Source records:
● ● ● ●

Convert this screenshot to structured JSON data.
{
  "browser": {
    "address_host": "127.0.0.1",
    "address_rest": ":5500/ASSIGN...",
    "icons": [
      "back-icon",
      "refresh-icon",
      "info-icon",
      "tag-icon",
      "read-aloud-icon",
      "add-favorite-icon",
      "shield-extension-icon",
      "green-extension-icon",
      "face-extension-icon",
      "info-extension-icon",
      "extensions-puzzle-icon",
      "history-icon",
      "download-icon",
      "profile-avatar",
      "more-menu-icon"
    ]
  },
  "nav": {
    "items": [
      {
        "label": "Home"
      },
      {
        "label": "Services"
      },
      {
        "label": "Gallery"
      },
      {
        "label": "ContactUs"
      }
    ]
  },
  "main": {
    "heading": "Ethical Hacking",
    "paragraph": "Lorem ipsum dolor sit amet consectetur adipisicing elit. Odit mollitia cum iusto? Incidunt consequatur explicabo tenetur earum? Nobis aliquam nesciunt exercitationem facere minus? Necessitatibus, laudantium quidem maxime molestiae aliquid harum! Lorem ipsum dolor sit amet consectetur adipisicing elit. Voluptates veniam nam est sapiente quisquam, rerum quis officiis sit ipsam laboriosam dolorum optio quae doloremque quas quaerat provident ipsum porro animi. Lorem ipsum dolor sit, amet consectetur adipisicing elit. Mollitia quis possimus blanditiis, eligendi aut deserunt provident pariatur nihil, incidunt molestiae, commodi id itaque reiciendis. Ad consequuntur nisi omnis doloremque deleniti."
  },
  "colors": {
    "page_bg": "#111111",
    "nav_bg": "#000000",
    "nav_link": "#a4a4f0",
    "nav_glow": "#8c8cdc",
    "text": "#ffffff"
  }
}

● ● ● ●

Given exercise: From the entries above, copy every line containing the word "label".

Written response:
        "label": "Home"
        "label": "Services"
        "label": "Gallery"
        "label": "ContactUs"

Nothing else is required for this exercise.